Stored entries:
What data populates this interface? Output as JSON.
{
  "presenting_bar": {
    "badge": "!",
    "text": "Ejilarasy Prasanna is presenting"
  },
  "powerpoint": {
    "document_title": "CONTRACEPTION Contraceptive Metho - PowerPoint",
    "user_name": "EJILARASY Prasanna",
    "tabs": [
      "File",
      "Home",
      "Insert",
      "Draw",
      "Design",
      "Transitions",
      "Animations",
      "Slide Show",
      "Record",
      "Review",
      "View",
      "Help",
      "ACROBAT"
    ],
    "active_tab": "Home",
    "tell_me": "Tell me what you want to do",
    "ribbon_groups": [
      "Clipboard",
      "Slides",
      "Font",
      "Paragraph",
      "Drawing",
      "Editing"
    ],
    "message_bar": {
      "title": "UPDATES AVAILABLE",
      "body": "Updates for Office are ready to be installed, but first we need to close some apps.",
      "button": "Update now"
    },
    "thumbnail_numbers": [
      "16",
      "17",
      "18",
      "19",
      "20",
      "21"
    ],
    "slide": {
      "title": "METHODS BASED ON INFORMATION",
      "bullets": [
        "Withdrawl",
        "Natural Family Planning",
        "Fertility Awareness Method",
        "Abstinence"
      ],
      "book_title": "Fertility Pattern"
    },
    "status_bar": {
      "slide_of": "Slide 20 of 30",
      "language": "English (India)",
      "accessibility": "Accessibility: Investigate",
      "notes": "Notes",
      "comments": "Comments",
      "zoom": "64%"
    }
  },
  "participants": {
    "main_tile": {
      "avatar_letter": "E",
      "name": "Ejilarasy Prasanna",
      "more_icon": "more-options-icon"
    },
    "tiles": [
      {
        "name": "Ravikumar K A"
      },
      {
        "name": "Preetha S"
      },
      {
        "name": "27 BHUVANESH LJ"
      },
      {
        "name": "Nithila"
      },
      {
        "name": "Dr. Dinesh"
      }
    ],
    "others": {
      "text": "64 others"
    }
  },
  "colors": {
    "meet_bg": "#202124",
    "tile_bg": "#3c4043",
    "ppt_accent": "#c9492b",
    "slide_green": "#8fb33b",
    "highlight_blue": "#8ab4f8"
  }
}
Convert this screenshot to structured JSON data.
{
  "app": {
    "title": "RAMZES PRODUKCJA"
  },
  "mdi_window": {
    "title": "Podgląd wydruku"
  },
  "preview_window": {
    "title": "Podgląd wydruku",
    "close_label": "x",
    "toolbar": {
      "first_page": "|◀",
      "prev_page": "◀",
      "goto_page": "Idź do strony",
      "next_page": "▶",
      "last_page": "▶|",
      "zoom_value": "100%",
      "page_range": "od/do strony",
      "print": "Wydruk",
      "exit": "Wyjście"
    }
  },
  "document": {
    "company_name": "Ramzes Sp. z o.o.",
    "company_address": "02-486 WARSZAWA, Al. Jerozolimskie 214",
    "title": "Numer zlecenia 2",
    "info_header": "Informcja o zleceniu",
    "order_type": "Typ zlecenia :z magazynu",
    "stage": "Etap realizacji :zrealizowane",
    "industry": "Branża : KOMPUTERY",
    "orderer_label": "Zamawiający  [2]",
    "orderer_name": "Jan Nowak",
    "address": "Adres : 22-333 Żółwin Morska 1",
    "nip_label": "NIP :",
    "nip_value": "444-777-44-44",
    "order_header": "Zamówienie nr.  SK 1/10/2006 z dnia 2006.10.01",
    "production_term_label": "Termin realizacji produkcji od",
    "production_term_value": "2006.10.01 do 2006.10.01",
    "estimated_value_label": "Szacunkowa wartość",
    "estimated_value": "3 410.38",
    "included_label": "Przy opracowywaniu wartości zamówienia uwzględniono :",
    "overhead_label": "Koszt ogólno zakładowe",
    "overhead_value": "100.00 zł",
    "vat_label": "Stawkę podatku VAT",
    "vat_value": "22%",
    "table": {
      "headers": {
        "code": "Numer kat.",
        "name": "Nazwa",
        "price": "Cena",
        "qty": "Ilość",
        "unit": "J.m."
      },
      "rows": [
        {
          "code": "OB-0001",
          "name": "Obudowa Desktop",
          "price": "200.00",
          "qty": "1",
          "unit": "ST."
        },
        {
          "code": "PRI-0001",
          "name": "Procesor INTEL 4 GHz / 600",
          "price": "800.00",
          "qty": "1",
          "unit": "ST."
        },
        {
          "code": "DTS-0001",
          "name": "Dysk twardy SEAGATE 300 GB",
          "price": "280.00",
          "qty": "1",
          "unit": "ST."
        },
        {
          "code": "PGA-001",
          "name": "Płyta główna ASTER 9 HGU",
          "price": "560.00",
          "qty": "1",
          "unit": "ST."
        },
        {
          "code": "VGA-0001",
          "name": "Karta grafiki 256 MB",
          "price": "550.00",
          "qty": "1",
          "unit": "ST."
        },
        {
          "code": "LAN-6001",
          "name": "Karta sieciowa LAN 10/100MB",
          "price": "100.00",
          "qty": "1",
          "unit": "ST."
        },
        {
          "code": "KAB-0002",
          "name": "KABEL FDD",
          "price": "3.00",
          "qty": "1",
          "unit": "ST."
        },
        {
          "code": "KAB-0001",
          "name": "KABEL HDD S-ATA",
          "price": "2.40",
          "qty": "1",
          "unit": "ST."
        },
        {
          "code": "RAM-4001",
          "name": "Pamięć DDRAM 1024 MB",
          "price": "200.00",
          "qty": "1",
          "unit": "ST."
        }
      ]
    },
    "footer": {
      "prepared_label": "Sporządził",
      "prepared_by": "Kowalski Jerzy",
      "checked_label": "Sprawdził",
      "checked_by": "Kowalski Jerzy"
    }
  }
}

[PROBLEM TO WORK ON]:
Repeat each entry word for word.

[SOLVED EXERCISE]:
What data populates this interface? Output as JSON.
{
  "presenting_bar": {
    "badge": "!",
    "text": "Ejilarasy Prasanna is presenting"
  },
  "powerpoint": {
    "document_title": "CONTRACEPTION Contraceptive Metho - PowerPoint",
    "user_name": "EJILARASY Prasanna",
    "tabs": [
      "File",
      "Home",
      "Insert",
      "Draw",
      "Design",
      "Transitions",
      "Animations",
      "Slide Show",
      "Record",
      "Review",
      "View",
      "Help",
      "ACROBAT"
    ],
    "active_tab": "Home",
    "tell_me": "Tell me what you want to do",
    "ribbon_groups": [
      "Clipboard",
      "Slides",
      "Font",
      "Paragraph",
      "Drawing",
      "Editing"
    ],
    "message_bar": {
      "title": "UPDATES AVAILABLE",
      "body": "Updates for Office are ready to be installed, but first we need to close some apps.",
      "button": "Update now"
    },
    "thumbnail_numbers": [
      "16",
      "17",
      "18",
      "19",
      "20",
      "21"
    ],
    "slide": {
      "title": "METHODS BASED ON INFORMATION",
      "bullets": [
        "Withdrawl",
        "Natural Family Planning",
        "Fertility Awareness Method",
        "Abstinence"
      ],
      "book_title": "Fertility Pattern"
    },
    "status_bar": {
      "slide_of": "Slide 20 of 30",
      "language": "English (India)",
      "accessibility": "Accessibility: Investigate",
      "notes": "Notes",
      "comments": "Comments",
      "zoom": "64%"
    }
  },
  "participants": {
    "main_tile": {
      "avatar_letter": "E",
      "name": "Ejilarasy Prasanna",
      "more_icon": "more-options-icon"
    },
    "tiles": [
      {
        "name": "Ravikumar K A"
      },
      {
        "name": "Preetha S"
      },
      {
        "name": "27 BHUVANESH LJ"
      },
      {
        "name": "Nithila"
      },
      {
        "name": "Dr. Dinesh"
      }
    ],
    "others": {
      "text": "64 others"
    }
  },
  "colors": {
    "meet_bg": "#202124",
    "tile_bg": "#3c4043",
    "ppt_accent": "#c9492b",
    "slide_green": "#8fb33b",
    "highlight_blue": "#8ab4f8"
  }
}
Convert this screenshot to structured JSON data.
{
  "app": {
    "title": "RAMZES PRODUKCJA"
  },
  "mdi_window": {
    "title": "Podgląd wydruku"
  },
  "preview_window": {
    "title": "Podgląd wydruku",
    "close_label": "x",
    "toolbar": {
      "first_page": "|◀",
      "prev_page": "◀",
      "goto_page": "Idź do strony",
      "next_page": "▶",
      "last_page": "▶|",
      "zoom_value": "100%",
      "page_range": "od/do strony",
      "print": "Wydruk",
      "exit": "Wyjście"
    }
  },
  "document": {
    "company_name": "Ramzes Sp. z o.o.",
    "company_address": "02-486 WARSZAWA, Al. Jerozolimskie 214",
    "title": "Numer zlecenia 2",
    "info_header": "Informcja o zleceniu",
    "order_type": "Typ zlecenia :z magazynu",
    "stage": "Etap realizacji :zrealizowane",
    "industry": "Branża : KOMPUTERY",
    "orderer_label": "Zamawiający  [2]",
    "orderer_name": "Jan Nowak",
    "address": "Adres : 22-333 Żółwin Morska 1",
    "nip_label": "NIP :",
    "nip_value": "444-777-44-44",
    "order_header": "Zamówienie nr.  SK 1/10/2006 z dnia 2006.10.01",
    "production_term_label": "Termin realizacji produkcji od",
    "production_term_value": "2006.10.01 do 2006.10.01",
    "estimated_value_label": "Szacunkowa wartość",
    "estimated_value": "3 410.38",
    "included_label": "Przy opracowywaniu wartości zamówienia uwzględniono :",
    "overhead_label": "Koszt ogólno zakładowe",
    "overhead_value": "100.00 zł",
    "vat_label": "Stawkę podatku VAT",
    "vat_value": "22%",
    "table": {
      "headers": {
        "code": "Numer kat.",
        "name": "Nazwa",
        "price": "Cena",
        "qty": "Ilość",
        "unit": "J.m."
      },
      "rows": [
        {
          "code": "OB-0001",
          "name": "Obudowa Desktop",
          "price": "200.00",
          "qty": "1",
          "unit": "ST."
        },
        {
          "code": "PRI-0001",
          "name": "Procesor INTEL 4 GHz / 600",
          "price": "800.00",
          "qty": "1",
          "unit": "ST."
        },
        {
          "code": "DTS-0001",
          "name": "Dysk twardy SEAGATE 300 GB",
          "price": "280.00",
          "qty": "1",
          "unit": "ST."
        },
        {
          "code": "PGA-001",
          "name": "Płyta główna ASTER 9 HGU",
          "price": "560.00",
          "qty": "1",
          "unit": "ST."
        },
        {
          "code": "VGA-0001",
          "name": "Karta grafiki 256 MB",
          "price": "550.00",
          "qty": "1",
          "unit": "ST."
        },
        {
          "code": "LAN-6001",
          "name": "Karta sieciowa LAN 10/100MB",
          "price": "100.00",
          "qty": "1",
          "unit": "ST."
        },
        {
          "code": "KAB-0002",
          "name": "KABEL FDD",
          "price": "3.00",
          "qty": "1",
          "unit": "ST."
        },
        {
          "code": "KAB-0001",
          "name": "KABEL HDD S-ATA",
          "price": "2.40",
          "qty": "1",
          "unit": "ST."
        },
        {
          "code": "RAM-4001",
          "name": "Pamięć DDRAM 1024 MB",
          "price": "200.00",
          "qty": "1",
          "unit": "ST."
        }
      ]
    },
    "footer": {
      "prepared_label": "Sporządził",
      "prepared_by": "Kowalski Jerzy",
      "checked_label": "Sprawdził",
      "checked_by": "Kowalski Jerzy"
    }
  }
}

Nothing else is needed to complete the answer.